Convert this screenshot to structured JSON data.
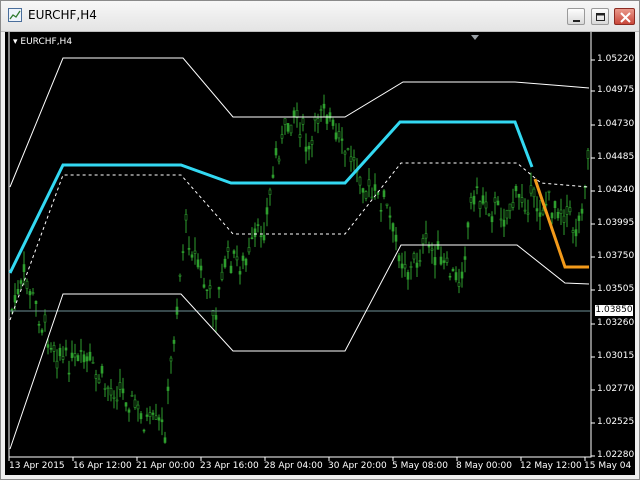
{
  "window": {
    "title": "EURCHF,H4"
  },
  "chart": {
    "symbol_label": "EURCHF,H4",
    "current_price": "1.03850",
    "colors": {
      "background": "#000000",
      "candles": "#2e9e2e",
      "midline_main": "#33d9f2",
      "midline_recent": "#f39a1a",
      "channel": "#ffffff",
      "price_line": "#6e8f96"
    },
    "y_axis_labels": [
      "1.05220",
      "1.04975",
      "1.04730",
      "1.04485",
      "1.04240",
      "1.03995",
      "1.03750",
      "1.03505",
      "1.03260",
      "1.03015",
      "1.02770",
      "1.02525",
      "1.02280"
    ],
    "x_axis_labels": [
      "13 Apr 2015",
      "16 Apr 12:00",
      "21 Apr 00:00",
      "23 Apr 16:00",
      "28 Apr 04:00",
      "30 Apr 20:00",
      "5 May 08:00",
      "8 May 00:00",
      "12 May 12:00",
      "15 May 04:00"
    ],
    "icons": {
      "app": "chart-app-icon",
      "minimize": "minimize-icon",
      "maximize": "maximize-icon",
      "close": "close-icon",
      "dropdown": "dropdown-triangle-icon"
    }
  }
}
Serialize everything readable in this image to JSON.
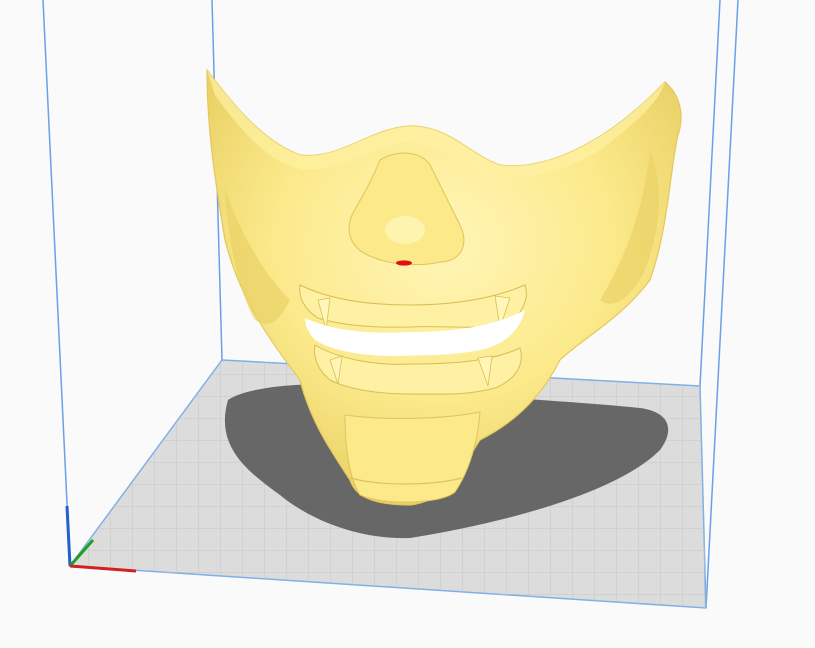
{
  "app": {
    "view": "slicer-3d-viewport"
  },
  "scene": {
    "model": {
      "name_icon": "samurai-mask-model",
      "color": "#fbe98a",
      "shade_color": "#ead267",
      "highlight_color": "#fff6b8",
      "marker_color": "#e01010"
    },
    "build_plate": {
      "color": "#dcdcdc",
      "grid_color": "#c4c4c4",
      "edge_color": "#7fb0e6"
    },
    "build_volume": {
      "edge_color": "#6aa0e8"
    },
    "axes": {
      "x_color": "#d02020",
      "y_color": "#20a020",
      "z_color": "#2060d0"
    },
    "shadow_color": "#5a5a5a",
    "background": "#fafafa"
  }
}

> _DO THIS_: Without the pictures, transcribe the listing above exactly.

> _EXPECTED OUTPUT_:
Convert this screenshot to structured JSON data.
{
  "window": {
    "title": "EURCHF,H4"
  },
  "chart": {
    "symbol_label": "EURCHF,H4",
    "current_price": "1.03850",
    "colors": {
      "background": "#000000",
      "candles": "#2e9e2e",
      "midline_main": "#33d9f2",
      "midline_recent": "#f39a1a",
      "channel": "#ffffff",
      "price_line": "#6e8f96"
    },
    "y_axis_labels": [
      "1.05220",
      "1.04975",
      "1.04730",
      "1.04485",
      "1.04240",
      "1.03995",
      "1.03750",
      "1.03505",
      "1.03260",
      "1.03015",
      "1.02770",
      "1.02525",
      "1.02280"
    ],
    "x_axis_labels": [
      "13 Apr 2015",
      "16 Apr 12:00",
      "21 Apr 00:00",
      "23 Apr 16:00",
      "28 Apr 04:00",
      "30 Apr 20:00",
      "5 May 08:00",
      "8 May 00:00",
      "12 May 12:00",
      "15 May 04:00"
    ],
    "icons": {
      "app": "chart-app-icon",
      "minimize": "minimize-icon",
      "maximize": "maximize-icon",
      "close": "close-icon",
      "dropdown": "dropdown-triangle-icon"
    }
  }
}
Serialize everything readable in this image to JSON.
{
  "app": {
    "view": "slicer-3d-viewport"
  },
  "scene": {
    "model": {
      "name_icon": "samurai-mask-model",
      "color": "#fbe98a",
      "shade_color": "#ead267",
      "highlight_color": "#fff6b8",
      "marker_color": "#e01010"
    },
    "build_plate": {
      "color": "#dcdcdc",
      "grid_color": "#c4c4c4",
      "edge_color": "#7fb0e6"
    },
    "build_volume": {
      "edge_color": "#6aa0e8"
    },
    "axes": {
      "x_color": "#d02020",
      "y_color": "#20a020",
      "z_color": "#2060d0"
    },
    "shadow_color": "#5a5a5a",
    "background": "#fafafa"
  }
}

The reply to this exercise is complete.